▸ Document text
From: Andy Glew on
On 7/9/2010 8:09 PM, Robert Myers wrote:
> nmm1(a)cam.ac.uk wrote:
>>
>> Yes. There is a lot of good mathematical work on this, in the area
>> of real (i.e. Kolmogorov) complexity theory. Most of it can be
>> summarised for practical use as "if you have a genuinely random
>> finite state machine, you are up the creek without a paddle, so
>> consider what empirical, semi-mathematical heuristics you can use."
>>
> The theory and practice of identifying patterns in semi-random time
> series must be very well developed, if only because of those
> front-running supercomputers humming away on Wall Street. Is there a
> related subfield (Andy apparently has developed one for his own use)
> where the available resources are extremely constrained? How much of
> this is genuinely new ground and how much might already exist in some
> other context?

Haven't developed. Want to develop.

Trevor Mudge and his students have

Analysis of Branch Prediction via Data Compression (1996)
http://cardit.et.tudelft.nl/~heco/lit/chen96.ps.gz
by I-Cheng K. Chen , John T. Coffey , Trevor N. Mudge
in Proceedings of the 7th International Conference on Architectural
Support for Programming Languages and Operating Systems

Limits to Branch Prediction (1996)
by Trevor N. Mudge , I-Cheng K. Chen , John T. Coffey
In Proceedings of the Seventh International Conference on Architectural
Support for Programming Languages and Operating Systems (ASPLOS VII)


however, although the paper's titles look promising, I do not think they
have truly hit the limits.

---

Kolmogorov theory also looks promising, but I have not found as much as
I would like in the area of analysis of semi-random, as opposed to truly
random.
From: nmm1 on
In article <dwRZn.6659$KT3.5929(a)newsfe13.iad>,
Robert Myers <rbmyersusa(a)gmail.com> wrote:
>>
>> Yes. There is a lot of good mathematical work on this, in the area
>> of real (i.e. Kolmogorov) complexity theory. Most of it can be
>> summarised for practical use as "if you have a genuinely random
>> finite state machine, you are up the creek without a paddle, so
>> consider what empirical, semi-mathematical heuristics you can use."
>>
>The theory and practice of identifying patterns in semi-random time
>series must be very well developed, if only because of those
>front-running supercomputers humming away on Wall Street. Is there a
>related subfield (Andy apparently has developed one for his own use)

▸ Problem 1
Can you express the records, from the start of the records up to and including the line containing "The place of activities 19 is at (748, 211).", as a two-column CSV with the columns description and positions? Use one row for each record, and put each value in a single quoted field with its line breaks replaced by spaces.
The records are unrelated to the forum thread.

▸ Raw records
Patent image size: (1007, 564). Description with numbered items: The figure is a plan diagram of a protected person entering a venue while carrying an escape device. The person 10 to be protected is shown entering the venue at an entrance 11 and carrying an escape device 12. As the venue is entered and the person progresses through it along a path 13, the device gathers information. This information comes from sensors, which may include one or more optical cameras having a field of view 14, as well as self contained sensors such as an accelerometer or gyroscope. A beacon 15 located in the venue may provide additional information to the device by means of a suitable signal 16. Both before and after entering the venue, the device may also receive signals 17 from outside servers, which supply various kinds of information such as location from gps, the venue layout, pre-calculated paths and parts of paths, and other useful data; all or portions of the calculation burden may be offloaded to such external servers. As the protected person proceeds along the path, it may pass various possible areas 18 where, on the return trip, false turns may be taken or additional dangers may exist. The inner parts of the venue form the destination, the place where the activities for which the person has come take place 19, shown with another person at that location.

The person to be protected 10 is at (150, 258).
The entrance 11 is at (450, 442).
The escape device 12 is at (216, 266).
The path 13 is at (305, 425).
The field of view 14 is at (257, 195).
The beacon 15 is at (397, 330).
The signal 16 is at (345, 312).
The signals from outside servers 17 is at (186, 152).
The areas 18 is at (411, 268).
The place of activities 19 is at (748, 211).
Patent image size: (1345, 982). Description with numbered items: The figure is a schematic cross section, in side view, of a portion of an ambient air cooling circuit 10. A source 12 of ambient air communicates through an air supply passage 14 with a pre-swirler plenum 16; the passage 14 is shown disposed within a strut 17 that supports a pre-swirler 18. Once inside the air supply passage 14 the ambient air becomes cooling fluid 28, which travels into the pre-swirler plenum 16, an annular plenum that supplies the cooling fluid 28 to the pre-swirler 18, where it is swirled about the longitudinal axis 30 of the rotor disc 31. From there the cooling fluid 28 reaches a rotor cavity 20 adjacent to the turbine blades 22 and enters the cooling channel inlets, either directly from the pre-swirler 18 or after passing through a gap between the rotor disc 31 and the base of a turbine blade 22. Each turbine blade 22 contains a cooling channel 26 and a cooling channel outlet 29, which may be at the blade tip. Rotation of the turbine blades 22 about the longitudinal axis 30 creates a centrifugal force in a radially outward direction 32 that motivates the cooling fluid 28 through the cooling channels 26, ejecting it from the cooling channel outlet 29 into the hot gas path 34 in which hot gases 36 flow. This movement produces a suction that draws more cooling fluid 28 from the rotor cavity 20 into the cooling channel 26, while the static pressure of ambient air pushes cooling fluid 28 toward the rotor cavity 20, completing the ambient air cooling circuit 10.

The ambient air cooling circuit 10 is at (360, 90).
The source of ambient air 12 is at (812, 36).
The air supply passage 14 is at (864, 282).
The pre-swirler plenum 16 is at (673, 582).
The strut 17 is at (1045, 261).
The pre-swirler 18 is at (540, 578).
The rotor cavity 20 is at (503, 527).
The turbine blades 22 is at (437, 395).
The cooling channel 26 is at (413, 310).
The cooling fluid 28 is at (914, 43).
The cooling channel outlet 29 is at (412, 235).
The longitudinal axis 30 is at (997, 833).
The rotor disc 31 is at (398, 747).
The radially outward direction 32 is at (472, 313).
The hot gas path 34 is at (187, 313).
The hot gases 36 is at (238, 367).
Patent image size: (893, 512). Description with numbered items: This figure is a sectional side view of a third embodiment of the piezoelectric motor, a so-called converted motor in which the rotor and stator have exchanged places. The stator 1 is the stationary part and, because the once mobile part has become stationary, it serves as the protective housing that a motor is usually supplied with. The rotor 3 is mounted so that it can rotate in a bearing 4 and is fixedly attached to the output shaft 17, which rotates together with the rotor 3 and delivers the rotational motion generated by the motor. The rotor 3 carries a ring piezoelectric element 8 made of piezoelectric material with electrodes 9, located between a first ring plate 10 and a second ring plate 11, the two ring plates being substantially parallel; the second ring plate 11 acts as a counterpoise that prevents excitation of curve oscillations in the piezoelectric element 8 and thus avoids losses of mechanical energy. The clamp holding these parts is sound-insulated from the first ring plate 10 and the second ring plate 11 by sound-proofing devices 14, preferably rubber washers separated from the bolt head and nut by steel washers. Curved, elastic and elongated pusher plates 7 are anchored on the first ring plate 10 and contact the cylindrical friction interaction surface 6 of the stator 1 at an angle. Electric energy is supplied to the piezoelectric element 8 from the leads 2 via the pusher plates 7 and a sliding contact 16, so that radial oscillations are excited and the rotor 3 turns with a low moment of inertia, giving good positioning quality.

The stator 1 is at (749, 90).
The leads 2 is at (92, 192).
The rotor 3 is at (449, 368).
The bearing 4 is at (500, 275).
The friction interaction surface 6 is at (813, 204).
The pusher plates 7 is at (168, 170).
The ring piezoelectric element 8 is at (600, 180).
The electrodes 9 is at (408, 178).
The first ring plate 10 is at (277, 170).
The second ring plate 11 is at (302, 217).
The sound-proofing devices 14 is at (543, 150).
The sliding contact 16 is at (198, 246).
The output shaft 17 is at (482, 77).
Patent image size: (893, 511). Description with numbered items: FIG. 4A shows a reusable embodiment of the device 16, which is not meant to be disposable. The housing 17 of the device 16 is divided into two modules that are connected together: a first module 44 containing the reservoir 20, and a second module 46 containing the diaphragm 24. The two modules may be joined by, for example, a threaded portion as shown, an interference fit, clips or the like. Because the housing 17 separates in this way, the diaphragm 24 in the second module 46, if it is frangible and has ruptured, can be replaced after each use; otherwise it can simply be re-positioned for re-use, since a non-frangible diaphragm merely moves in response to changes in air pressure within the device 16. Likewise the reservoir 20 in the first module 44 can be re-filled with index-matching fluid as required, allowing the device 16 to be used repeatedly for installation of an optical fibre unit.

▸ Problem 2
Would you write out the forum thread from "http://cardit.et.tudelft.nl/~heco/lit/chen96.ps.gz" up to and including "Branch Prediction (1996)"?

▸ Written answer 1
description,positions
"Patent image size: (1007, 564). Description with numbered items: The figure is a plan diagram of a protected person entering a venue while carrying an escape device. The person 10 to be protected is shown entering the venue at an entrance 11 and carrying an escape device 12. As the venue is entered and the person progresses through it along a path 13, the device gathers information. This information comes from sensors, which may include one or more optical cameras having a field of view 14, as well as self contained sensors such as an accelerometer or gyroscope. A beacon 15 located in the venue may provide additional information to the device by means of a suitable signal 16. Both before and after entering the venue, the device may also receive signals 17 from outside servers, which supply various kinds of information such as location from gps, the venue layout, pre-calculated paths and parts of paths, and other useful data; all or portions of the calculation burden may be offloaded to such external servers. As the protected person proceeds along the path, it may pass various possible areas 18 where, on the return trip, false turns may be taken or additional dangers may exist. The inner parts of the venue form the destination, the place where the activities for which the person has come take place 19, shown with another person at that location.","The person to be protected 10 is at (150, 258). The entrance 11 is at (450, 442). The escape device 12 is at (216, 266). The path 13 is at (305, 425). The field of view 14 is at (257, 195). The beacon 15 is at (397, 330). The signal 16 is at (345, 312). The signals from outside servers 17 is at (186, 152). The areas 18 is at (411, 268). The place of activities 19 is at (748, 211)."

▸ Written answer 2
http://cardit.et.tudelft.nl/~heco/lit/chen96.ps.gz
by I-Cheng K. Chen , John T. Coffey , Trevor N. Mudge
in Proceedings of the 7th International Conference on Architectural
Support for Programming Languages and Operating Systems

Limits to Branch Prediction (1996)